>> Start Data lines
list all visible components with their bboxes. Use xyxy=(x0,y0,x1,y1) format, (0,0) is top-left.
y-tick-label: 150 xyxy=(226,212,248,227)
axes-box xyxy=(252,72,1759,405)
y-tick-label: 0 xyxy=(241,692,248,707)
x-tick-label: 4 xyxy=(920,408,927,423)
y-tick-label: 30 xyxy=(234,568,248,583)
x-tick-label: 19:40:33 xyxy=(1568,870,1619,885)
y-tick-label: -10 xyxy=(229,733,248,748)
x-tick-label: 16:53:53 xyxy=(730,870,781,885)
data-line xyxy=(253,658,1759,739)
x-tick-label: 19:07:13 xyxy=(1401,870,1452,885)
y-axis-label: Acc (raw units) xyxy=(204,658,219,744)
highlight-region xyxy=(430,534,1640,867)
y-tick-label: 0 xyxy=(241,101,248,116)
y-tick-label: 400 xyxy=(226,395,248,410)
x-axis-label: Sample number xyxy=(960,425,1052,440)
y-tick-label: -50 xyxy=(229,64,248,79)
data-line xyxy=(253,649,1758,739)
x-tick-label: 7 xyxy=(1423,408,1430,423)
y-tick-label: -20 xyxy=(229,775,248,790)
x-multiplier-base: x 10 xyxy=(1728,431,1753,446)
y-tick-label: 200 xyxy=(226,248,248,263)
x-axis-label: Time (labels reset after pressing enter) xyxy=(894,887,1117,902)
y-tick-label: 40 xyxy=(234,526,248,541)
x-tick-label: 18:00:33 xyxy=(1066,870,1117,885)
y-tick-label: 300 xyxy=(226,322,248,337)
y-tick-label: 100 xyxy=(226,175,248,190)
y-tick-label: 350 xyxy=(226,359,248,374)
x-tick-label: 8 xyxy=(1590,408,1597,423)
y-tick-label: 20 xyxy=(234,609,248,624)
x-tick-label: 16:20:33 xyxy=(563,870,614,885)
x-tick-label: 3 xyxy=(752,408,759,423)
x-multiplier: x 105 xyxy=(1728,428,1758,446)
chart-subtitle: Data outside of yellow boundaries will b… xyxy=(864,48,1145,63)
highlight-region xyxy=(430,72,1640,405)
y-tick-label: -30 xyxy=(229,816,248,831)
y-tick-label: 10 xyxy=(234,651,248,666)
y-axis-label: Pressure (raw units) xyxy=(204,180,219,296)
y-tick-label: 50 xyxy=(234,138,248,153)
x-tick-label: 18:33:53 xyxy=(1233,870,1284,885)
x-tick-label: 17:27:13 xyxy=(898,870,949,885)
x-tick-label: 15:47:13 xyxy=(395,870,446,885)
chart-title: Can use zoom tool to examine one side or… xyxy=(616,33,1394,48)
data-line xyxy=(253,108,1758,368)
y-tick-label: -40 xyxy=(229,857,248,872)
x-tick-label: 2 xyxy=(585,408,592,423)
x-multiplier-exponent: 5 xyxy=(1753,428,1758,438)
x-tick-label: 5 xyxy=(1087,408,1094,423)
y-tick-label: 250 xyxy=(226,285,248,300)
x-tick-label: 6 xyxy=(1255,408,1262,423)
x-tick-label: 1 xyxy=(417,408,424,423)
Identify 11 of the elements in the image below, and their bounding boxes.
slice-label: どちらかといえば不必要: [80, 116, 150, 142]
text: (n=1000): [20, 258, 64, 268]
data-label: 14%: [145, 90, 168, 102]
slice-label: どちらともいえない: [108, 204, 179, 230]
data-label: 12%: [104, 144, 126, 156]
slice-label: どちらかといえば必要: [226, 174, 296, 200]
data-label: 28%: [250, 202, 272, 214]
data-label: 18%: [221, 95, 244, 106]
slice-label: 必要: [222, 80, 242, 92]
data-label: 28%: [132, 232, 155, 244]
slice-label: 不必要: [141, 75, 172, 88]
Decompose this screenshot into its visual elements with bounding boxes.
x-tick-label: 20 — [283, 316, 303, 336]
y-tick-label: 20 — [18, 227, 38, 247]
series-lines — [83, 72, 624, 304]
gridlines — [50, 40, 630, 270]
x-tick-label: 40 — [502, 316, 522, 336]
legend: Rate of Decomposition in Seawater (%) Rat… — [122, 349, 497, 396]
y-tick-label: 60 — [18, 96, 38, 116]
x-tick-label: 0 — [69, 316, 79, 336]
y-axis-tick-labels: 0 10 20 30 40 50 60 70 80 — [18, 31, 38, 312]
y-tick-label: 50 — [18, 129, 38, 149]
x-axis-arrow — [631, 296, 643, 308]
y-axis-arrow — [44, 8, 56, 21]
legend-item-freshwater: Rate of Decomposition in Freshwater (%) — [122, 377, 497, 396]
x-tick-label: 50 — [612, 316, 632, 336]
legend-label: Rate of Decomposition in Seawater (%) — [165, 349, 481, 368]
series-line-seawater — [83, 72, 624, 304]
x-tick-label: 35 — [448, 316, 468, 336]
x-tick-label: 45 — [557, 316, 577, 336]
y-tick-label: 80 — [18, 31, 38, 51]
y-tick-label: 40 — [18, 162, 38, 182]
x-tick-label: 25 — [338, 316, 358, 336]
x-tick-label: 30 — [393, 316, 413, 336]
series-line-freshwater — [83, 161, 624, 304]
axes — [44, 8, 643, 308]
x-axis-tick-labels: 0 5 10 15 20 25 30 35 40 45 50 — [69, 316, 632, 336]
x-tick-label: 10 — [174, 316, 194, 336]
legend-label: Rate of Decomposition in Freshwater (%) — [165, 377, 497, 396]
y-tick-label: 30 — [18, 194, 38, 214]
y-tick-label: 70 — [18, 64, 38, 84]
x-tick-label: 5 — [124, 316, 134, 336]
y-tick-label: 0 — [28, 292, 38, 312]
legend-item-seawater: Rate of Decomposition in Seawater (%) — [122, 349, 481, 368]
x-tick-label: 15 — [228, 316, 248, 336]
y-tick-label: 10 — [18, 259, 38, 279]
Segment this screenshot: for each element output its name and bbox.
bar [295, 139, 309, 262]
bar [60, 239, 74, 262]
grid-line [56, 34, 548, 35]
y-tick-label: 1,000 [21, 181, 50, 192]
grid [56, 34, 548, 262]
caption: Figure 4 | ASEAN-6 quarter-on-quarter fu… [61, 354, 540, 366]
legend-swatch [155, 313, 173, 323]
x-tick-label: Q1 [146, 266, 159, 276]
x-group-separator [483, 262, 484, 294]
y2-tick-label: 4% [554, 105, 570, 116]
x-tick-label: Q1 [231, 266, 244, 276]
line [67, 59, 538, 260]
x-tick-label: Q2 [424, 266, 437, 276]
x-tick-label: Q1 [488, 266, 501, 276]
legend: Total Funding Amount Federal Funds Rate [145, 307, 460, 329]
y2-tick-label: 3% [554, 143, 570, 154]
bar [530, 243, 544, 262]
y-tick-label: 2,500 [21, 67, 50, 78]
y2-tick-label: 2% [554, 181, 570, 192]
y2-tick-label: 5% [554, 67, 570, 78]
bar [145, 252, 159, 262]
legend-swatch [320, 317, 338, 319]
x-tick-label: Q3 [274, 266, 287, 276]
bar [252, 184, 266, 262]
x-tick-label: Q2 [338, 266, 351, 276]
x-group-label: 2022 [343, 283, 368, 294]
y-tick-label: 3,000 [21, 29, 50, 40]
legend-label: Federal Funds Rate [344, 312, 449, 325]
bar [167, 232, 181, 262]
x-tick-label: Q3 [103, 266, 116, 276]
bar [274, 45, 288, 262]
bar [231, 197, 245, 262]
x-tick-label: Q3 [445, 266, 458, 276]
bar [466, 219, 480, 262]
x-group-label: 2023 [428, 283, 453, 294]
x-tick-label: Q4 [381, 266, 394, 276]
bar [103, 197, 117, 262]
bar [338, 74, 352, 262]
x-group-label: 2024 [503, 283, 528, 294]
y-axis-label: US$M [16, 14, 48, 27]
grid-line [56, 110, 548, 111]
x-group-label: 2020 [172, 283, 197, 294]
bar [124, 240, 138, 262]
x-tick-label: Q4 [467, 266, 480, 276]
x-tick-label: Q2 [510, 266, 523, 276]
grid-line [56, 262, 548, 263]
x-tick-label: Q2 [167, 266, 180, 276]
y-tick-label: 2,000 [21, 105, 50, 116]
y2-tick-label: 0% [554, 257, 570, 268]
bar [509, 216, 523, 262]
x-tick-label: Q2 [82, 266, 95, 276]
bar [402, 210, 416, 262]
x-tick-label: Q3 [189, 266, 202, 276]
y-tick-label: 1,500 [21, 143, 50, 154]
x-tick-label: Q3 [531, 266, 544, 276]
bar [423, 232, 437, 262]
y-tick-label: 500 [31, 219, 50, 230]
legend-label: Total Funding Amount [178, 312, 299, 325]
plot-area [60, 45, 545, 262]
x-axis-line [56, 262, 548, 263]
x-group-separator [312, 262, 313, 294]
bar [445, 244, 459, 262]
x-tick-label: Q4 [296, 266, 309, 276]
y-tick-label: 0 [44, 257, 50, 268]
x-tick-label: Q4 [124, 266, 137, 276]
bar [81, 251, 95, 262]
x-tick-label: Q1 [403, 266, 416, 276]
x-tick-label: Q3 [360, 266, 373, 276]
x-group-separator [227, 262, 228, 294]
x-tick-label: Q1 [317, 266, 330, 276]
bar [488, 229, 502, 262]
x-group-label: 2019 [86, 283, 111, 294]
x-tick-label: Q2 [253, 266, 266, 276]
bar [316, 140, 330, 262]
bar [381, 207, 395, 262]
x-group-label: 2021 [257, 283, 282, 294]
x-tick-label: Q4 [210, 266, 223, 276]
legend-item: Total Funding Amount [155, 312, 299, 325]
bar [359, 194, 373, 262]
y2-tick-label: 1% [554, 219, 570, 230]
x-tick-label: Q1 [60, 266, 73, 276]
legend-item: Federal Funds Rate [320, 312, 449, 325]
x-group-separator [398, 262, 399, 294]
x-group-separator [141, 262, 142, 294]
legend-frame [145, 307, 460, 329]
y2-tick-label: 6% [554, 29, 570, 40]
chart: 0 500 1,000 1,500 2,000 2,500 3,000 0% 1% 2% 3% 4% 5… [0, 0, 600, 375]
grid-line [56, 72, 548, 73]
>> End Data lines
__Exercise aim__.
Update the records from the start through the line with "y-tick-label: 30 xyxy=(234,568,248,583)" by swapping "axes-box" for "plot-area", keeping everything else the same.

__Answer to the task__.
list all visible components with their bboxes. Use xyxy=(x0,y0,x1,y1) format, (0,0) is top-left.
y-tick-label: 150 xyxy=(226,212,248,227)
plot-area xyxy=(252,72,1759,405)
y-tick-label: 0 xyxy=(241,692,248,707)
x-tick-label: 4 xyxy=(920,408,927,423)
y-tick-label: 30 xyxy=(234,568,248,583)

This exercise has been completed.